**WRITTEN PROBLEM:**
Set every record down verbatim and omit the pictures.

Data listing
━━━━━━━━━━━━━━━━
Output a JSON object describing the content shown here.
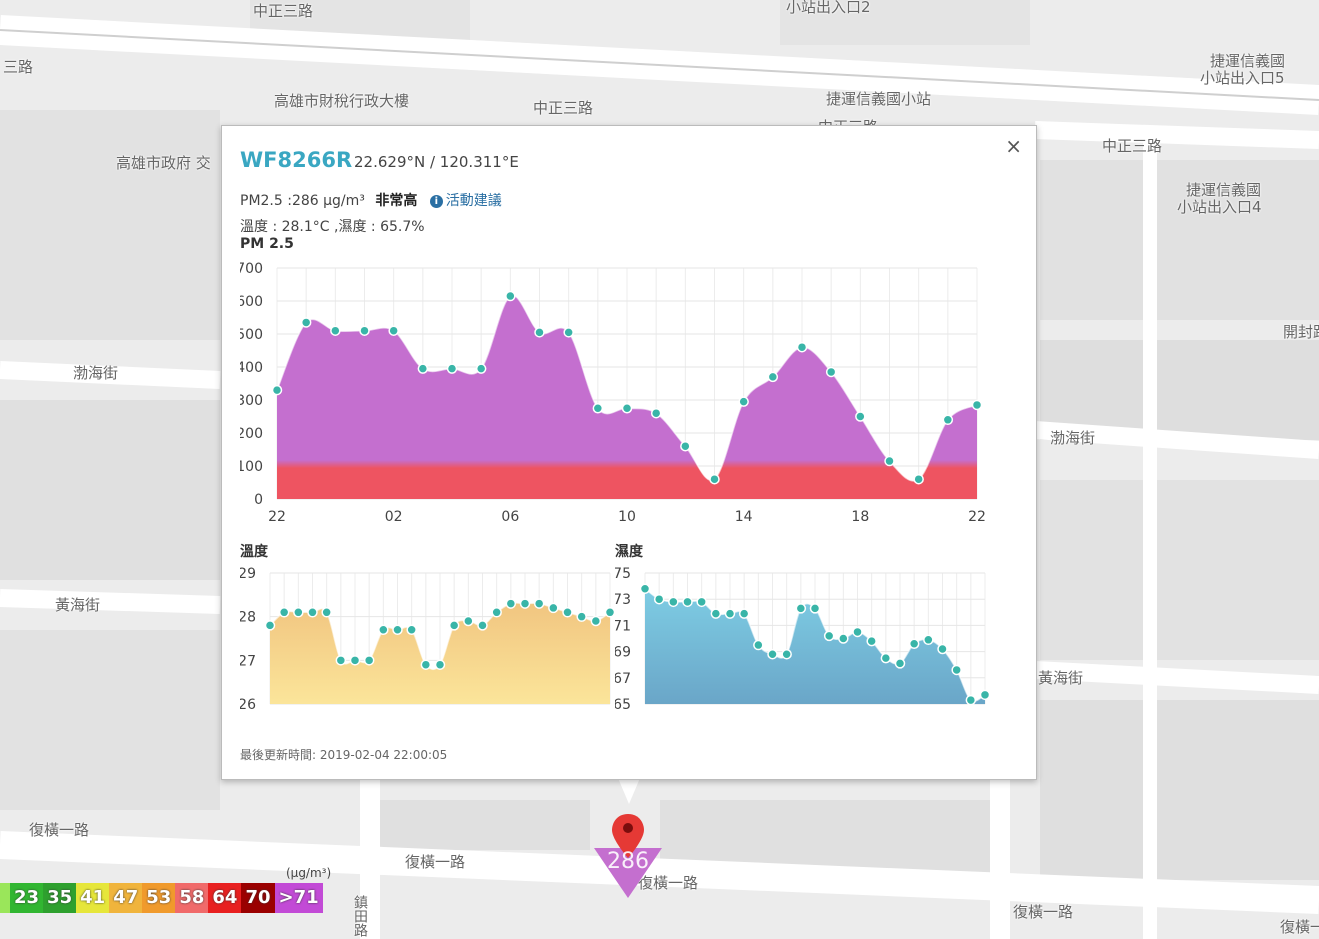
{
  "map": {
    "labels": [
      {
        "text": "中正三路"
      },
      {
        "text": "小站出入口2"
      },
      {
        "text": "三路"
      },
      {
        "text": "高雄市財稅行政大樓"
      },
      {
        "text": "中正三路"
      },
      {
        "text": "捷運信義國小站"
      },
      {
        "text": "捷運信義國"
      },
      {
        "text": "小站出入口5"
      },
      {
        "text": "中正三路"
      },
      {
        "text": "高雄市政府 交"
      },
      {
        "text": "捷運信義國"
      },
      {
        "text": "小站出入口4"
      },
      {
        "text": "渤海街"
      },
      {
        "text": "開封路"
      },
      {
        "text": "渤海街"
      },
      {
        "text": "黃海街"
      },
      {
        "text": "黃海街"
      },
      {
        "text": "復橫一路"
      },
      {
        "text": "復橫一路"
      },
      {
        "text": "復橫一路"
      },
      {
        "text": "復橫一路"
      },
      {
        "text": "復橫一路"
      },
      {
        "text": "鎮田路"
      },
      {
        "text": "中正三路"
      }
    ],
    "marker_value": "286",
    "legend_unit": "(μg/m³)",
    "legend": [
      {
        "label": "",
        "color": "#9ae65a"
      },
      {
        "label": "23",
        "color": "#31b631"
      },
      {
        "label": "35",
        "color": "#2ea02e"
      },
      {
        "label": "41",
        "color": "#e6e63a"
      },
      {
        "label": "47",
        "color": "#f0b43c"
      },
      {
        "label": "53",
        "color": "#f09a2c"
      },
      {
        "label": "58",
        "color": "#f06a6a"
      },
      {
        "label": "64",
        "color": "#e82020"
      },
      {
        "label": "70",
        "color": "#9a0000"
      },
      {
        "label": ">71",
        "color": "#c24ad6"
      }
    ]
  },
  "popup": {
    "close": "×",
    "site_id": "WF8266R",
    "coords": "22.629°N / 120.311°E",
    "pm25_text": "PM2.5 :286 μg/m³",
    "level": "非常高",
    "advice_link": "活動建議",
    "info_icon": "info-icon",
    "temp_humidity": "溫度 : 28.1°C ,濕度 : 65.7%",
    "updated": "最後更新時間: 2019-02-04 22:00:05"
  },
  "chart_data": [
    {
      "type": "area",
      "title": "PM 2.5",
      "ylim": [
        0,
        700
      ],
      "yticks": [
        "0",
        "100",
        "200",
        "300",
        "400",
        "500",
        "600",
        "700"
      ],
      "xticks": [
        "22",
        "02",
        "06",
        "10",
        "14",
        "18",
        "22"
      ],
      "colors": {
        "fill": "#c46fcf",
        "low_band": "#ee5461",
        "point": "#39b5a8"
      },
      "values": [
        330,
        535,
        510,
        510,
        510,
        395,
        395,
        395,
        615,
        505,
        505,
        275,
        275,
        260,
        160,
        60,
        295,
        370,
        460,
        385,
        250,
        115,
        60,
        240,
        285
      ]
    },
    {
      "type": "area",
      "title": "溫度",
      "ylim": [
        26,
        29
      ],
      "yticks": [
        "26",
        "27",
        "28",
        "29"
      ],
      "colors": {
        "fill_top": "#f1c580",
        "fill_bottom": "#fbe59a",
        "point": "#39b5a8"
      },
      "values": [
        27.8,
        28.1,
        28.1,
        28.1,
        28.1,
        27.0,
        27.0,
        27.0,
        27.7,
        27.7,
        27.7,
        26.9,
        26.9,
        27.8,
        27.9,
        27.8,
        28.1,
        28.3,
        28.3,
        28.3,
        28.2,
        28.1,
        28.0,
        27.9,
        28.1
      ]
    },
    {
      "type": "area",
      "title": "濕度",
      "ylim": [
        65,
        75
      ],
      "yticks": [
        "65",
        "67",
        "69",
        "71",
        "73",
        "75"
      ],
      "colors": {
        "fill_top": "#7ecde4",
        "fill_bottom": "#6aa6c8",
        "point": "#39b5a8"
      },
      "values": [
        73.8,
        73.0,
        72.8,
        72.8,
        72.8,
        71.9,
        71.9,
        71.9,
        69.5,
        68.8,
        68.8,
        72.3,
        72.3,
        70.2,
        70.0,
        70.5,
        69.8,
        68.5,
        68.1,
        69.6,
        69.9,
        69.2,
        67.6,
        65.3,
        65.7
      ]
    }
  ]
}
━━━━━━━━━━━━━━━━
**TASK ANSWER:**
Output a JSON object describing the content shown here.
{
  "map": {
    "labels": [
      {
        "text": "中正三路"
      },
      {
        "text": "小站出入口2"
      },
      {
        "text": "三路"
      },
      {
        "text": "高雄市財稅行政大樓"
      },
      {
        "text": "中正三路"
      },
      {
        "text": "捷運信義國小站"
      },
      {
        "text": "捷運信義國"
      },
      {
        "text": "小站出入口5"
      },
      {
        "text": "中正三路"
      },
      {
        "text": "高雄市政府 交"
      },
      {
        "text": "捷運信義國"
      },
      {
        "text": "小站出入口4"
      },
      {
        "text": "渤海街"
      },
      {
        "text": "開封路"
      },
      {
        "text": "渤海街"
      },
      {
        "text": "黃海街"
      },
      {
        "text": "黃海街"
      },
      {
        "text": "復橫一路"
      },
      {
        "text": "復橫一路"
      },
      {
        "text": "復橫一路"
      },
      {
        "text": "復橫一路"
      },
      {
        "text": "復橫一路"
      },
      {
        "text": "鎮田路"
      },
      {
        "text": "中正三路"
      }
    ],
    "marker_value": "286",
    "legend_unit": "(μg/m³)",
    "legend": [
      {
        "label": "",
        "color": "#9ae65a"
      },
      {
        "label": "23",
        "color": "#31b631"
      },
      {
        "label": "35",
        "color": "#2ea02e"
      },
      {
        "label": "41",
        "color": "#e6e63a"
      },
      {
        "label": "47",
        "color": "#f0b43c"
      },
      {
        "label": "53",
        "color": "#f09a2c"
      },
      {
        "label": "58",
        "color": "#f06a6a"
      },
      {
        "label": "64",
        "color": "#e82020"
      },
      {
        "label": "70",
        "color": "#9a0000"
      },
      {
        "label": ">71",
        "color": "#c24ad6"
      }
    ]
  },
  "popup": {
    "close": "×",
    "site_id": "WF8266R",
    "coords": "22.629°N / 120.311°E",
    "pm25_text": "PM2.5 :286 μg/m³",
    "level": "非常高",
    "advice_link": "活動建議",
    "info_icon": "info-icon",
    "temp_humidity": "溫度 : 28.1°C ,濕度 : 65.7%",
    "updated": "最後更新時間: 2019-02-04 22:00:05"
  },
  "chart_data": [
    {
      "type": "area",
      "title": "PM 2.5",
      "ylim": [
        0,
        700
      ],
      "yticks": [
        "0",
        "100",
        "200",
        "300",
        "400",
        "500",
        "600",
        "700"
      ],
      "xticks": [
        "22",
        "02",
        "06",
        "10",
        "14",
        "18",
        "22"
      ],
      "colors": {
        "fill": "#c46fcf",
        "low_band": "#ee5461",
        "point": "#39b5a8"
      },
      "values": [
        330,
        535,
        510,
        510,
        510,
        395,
        395,
        395,
        615,
        505,
        505,
        275,
        275,
        260,
        160,
        60,
        295,
        370,
        460,
        385,
        250,
        115,
        60,
        240,
        285
      ]
    },
    {
      "type": "area",
      "title": "溫度",
      "ylim": [
        26,
        29
      ],
      "yticks": [
        "26",
        "27",
        "28",
        "29"
      ],
      "colors": {
        "fill_top": "#f1c580",
        "fill_bottom": "#fbe59a",
        "point": "#39b5a8"
      },
      "values": [
        27.8,
        28.1,
        28.1,
        28.1,
        28.1,
        27.0,
        27.0,
        27.0,
        27.7,
        27.7,
        27.7,
        26.9,
        26.9,
        27.8,
        27.9,
        27.8,
        28.1,
        28.3,
        28.3,
        28.3,
        28.2,
        28.1,
        28.0,
        27.9,
        28.1
      ]
    },
    {
      "type": "area",
      "title": "濕度",
      "ylim": [
        65,
        75
      ],
      "yticks": [
        "65",
        "67",
        "69",
        "71",
        "73",
        "75"
      ],
      "colors": {
        "fill_top": "#7ecde4",
        "fill_bottom": "#6aa6c8",
        "point": "#39b5a8"
      },
      "values": [
        73.8,
        73.0,
        72.8,
        72.8,
        72.8,
        71.9,
        71.9,
        71.9,
        69.5,
        68.8,
        68.8,
        72.3,
        72.3,
        70.2,
        70.0,
        70.5,
        69.8,
        68.5,
        68.1,
        69.6,
        69.9,
        69.2,
        67.6,
        65.3,
        65.7
      ]
    }
  ]
}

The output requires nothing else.